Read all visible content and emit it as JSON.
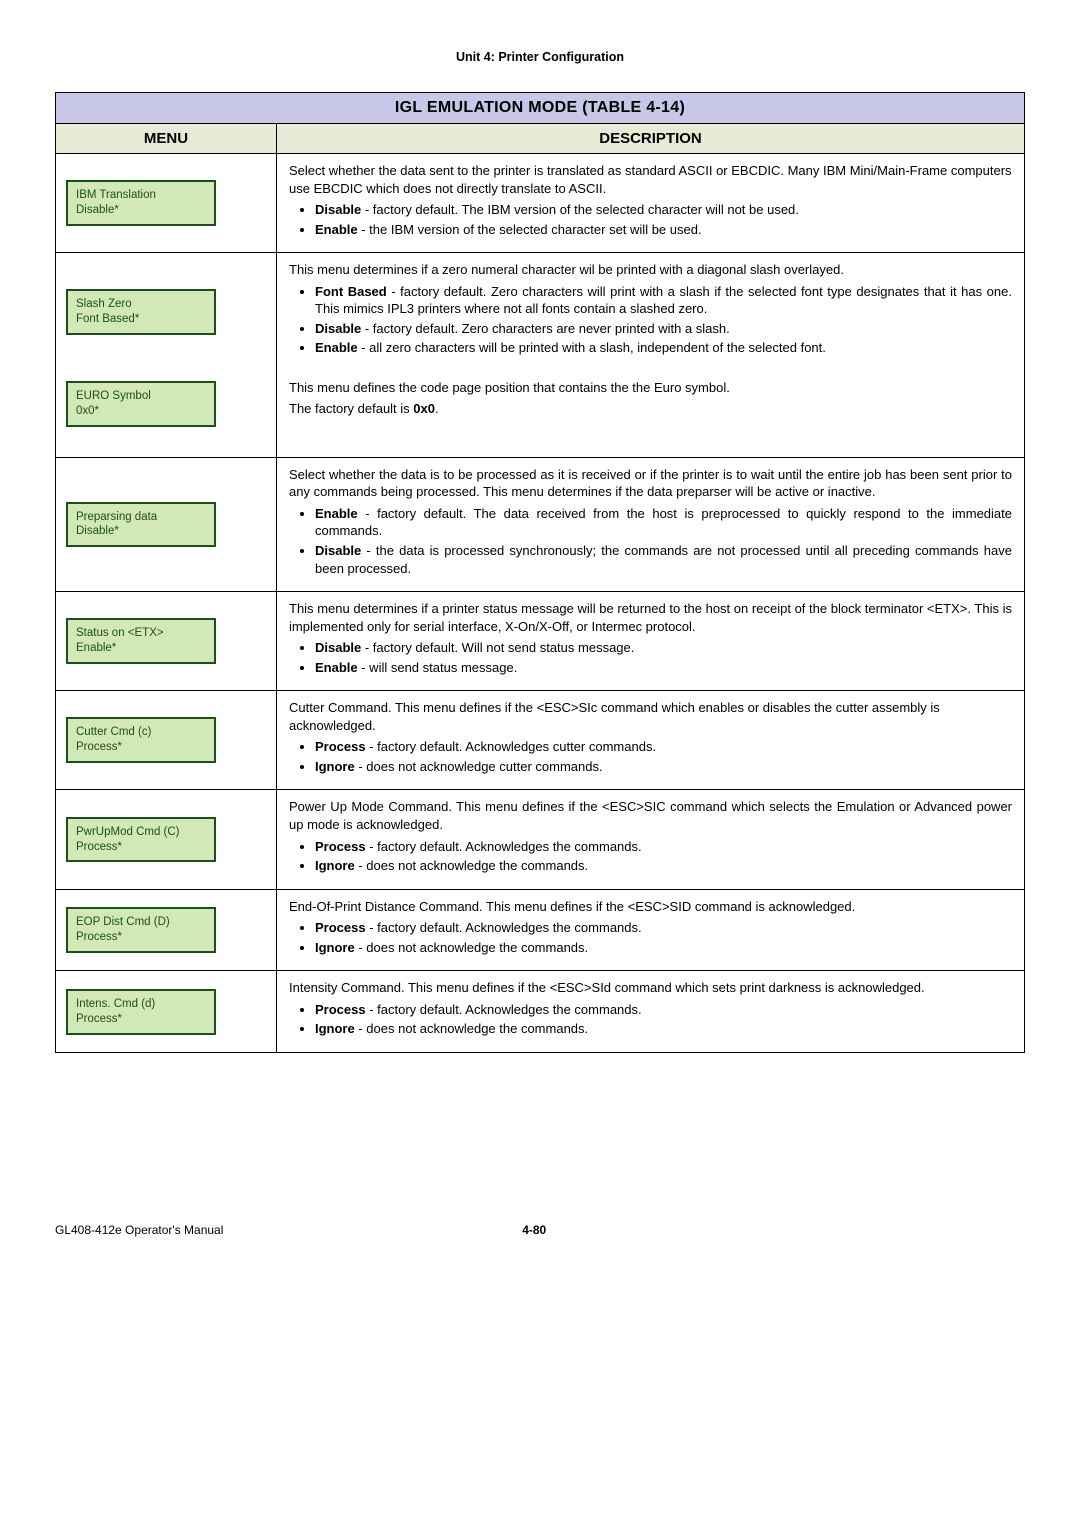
{
  "header": "Unit 4:  Printer Configuration",
  "table": {
    "title": "IGL EMULATION MODE (TABLE 4-14)",
    "col_menu": "MENU",
    "col_desc": "DESCRIPTION"
  },
  "rows": [
    {
      "menu_line1": "IBM Translation",
      "menu_line2": "Disable*",
      "intro": "Select whether the data sent to the printer is translated as standard ASCII or EBCDIC. Many IBM Mini/Main-Frame computers use EBCDIC which does not directly translate to ASCII.",
      "opts": [
        {
          "b": "Disable",
          "t": " - factory default. The IBM version of the selected character will not be used."
        },
        {
          "b": "Enable",
          "t": " - the IBM version of the selected character set will be used."
        }
      ]
    },
    {
      "menu_line1": "Slash Zero",
      "menu_line2": "Font Based*",
      "intro": "This menu determines if a zero numeral character wil be printed with a diagonal slash overlayed.",
      "opts": [
        {
          "b": "Font Based",
          "t": " - factory default. Zero characters will print with a slash if the selected font type designates that it has one. This mimics IPL3 printers where not all fonts contain a slashed zero."
        },
        {
          "b": "Disable",
          "t": " - factory default. Zero characters are never printed with a slash."
        },
        {
          "b": "Enable",
          "t": " - all zero characters will be printed with a slash, independent of the selected font."
        }
      ]
    },
    {
      "menu_line1": "EURO Symbol",
      "menu_line2": "0x0*",
      "intro": "This menu defines the code page position that contains the the Euro symbol.",
      "plain_pre": "The factory default is ",
      "plain_bold": "0x0",
      "plain_post": "."
    },
    {
      "menu_line1": "Preparsing data",
      "menu_line2": "Disable*",
      "intro": "Select whether the data is to be processed as it is received or if the printer is to wait until the entire job has been sent prior to any commands being processed. This menu determines if the data preparser will be active or inactive.",
      "opts": [
        {
          "b": "Enable",
          "t": " - factory default. The data received from the host is preprocessed to quickly respond to the immediate commands."
        },
        {
          "b": "Disable",
          "t": " - the data is processed synchronously; the commands are not processed until all preceding commands have been processed."
        }
      ]
    },
    {
      "menu_line1": "Status on <ETX>",
      "menu_line2": "Enable*",
      "intro": "This menu determines if a printer status message will be returned to the host on receipt of the block terminator <ETX>. This is implemented only for serial interface, X-On/X-Off, or Intermec protocol.",
      "opts": [
        {
          "b": "Disable",
          "t": " - factory default. Will not send status message."
        },
        {
          "b": "Enable",
          "t": " - will send status message."
        }
      ]
    },
    {
      "menu_line1": "Cutter Cmd (c)",
      "menu_line2": "Process*",
      "intro": "Cutter Command. This menu defines if the <ESC>SIc command which enables or disables the cutter assembly is acknowledged.",
      "opts": [
        {
          "b": "Process",
          "t": " - factory default. Acknowledges cutter commands."
        },
        {
          "b": "Ignore",
          "t": " - does not acknowledge cutter commands."
        }
      ]
    },
    {
      "menu_line1": "PwrUpMod Cmd (C)",
      "menu_line2": "Process*",
      "intro": "Power Up Mode Command. This menu defines if the <ESC>SIC command which selects the Emulation or Advanced power up mode is acknowledged.",
      "opts": [
        {
          "b": "Process",
          "t": " - factory default. Acknowledges the commands."
        },
        {
          "b": "Ignore",
          "t": " - does not acknowledge the commands."
        }
      ]
    },
    {
      "menu_line1": "EOP Dist Cmd (D)",
      "menu_line2": "Process*",
      "intro": "End-Of-Print Distance Command. This menu defines if the <ESC>SID command is acknowledged.",
      "opts": [
        {
          "b": "Process",
          "t": " - factory default. Acknowledges the commands."
        },
        {
          "b": "Ignore",
          "t": " - does not acknowledge the commands."
        }
      ]
    },
    {
      "menu_line1": "Intens. Cmd (d)",
      "menu_line2": "Process*",
      "intro": "Intensity Command. This menu defines if the <ESC>SId command which sets print darkness is acknowledged.",
      "opts": [
        {
          "b": "Process",
          "t": " - factory default. Acknowledges the commands."
        },
        {
          "b": "Ignore",
          "t": " - does not acknowledge the commands."
        }
      ]
    }
  ],
  "footer": {
    "left": "GL408-412e Operator's Manual",
    "center": "4-80"
  }
}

▬▬▬▬▬▬▬▬▬▬

● Written task
Find each line that has the word "until", then copy it out.

● Finished exercise
      "intro": "Select whether the data is to be processed as it is received or if the printer is to wait until the entire job has been sent prior to any commands being processed. This menu determines if the data preparser will be active or inactive.",
          "t": " - the data is processed synchronously; the commands are not processed until all preceding commands have been processed."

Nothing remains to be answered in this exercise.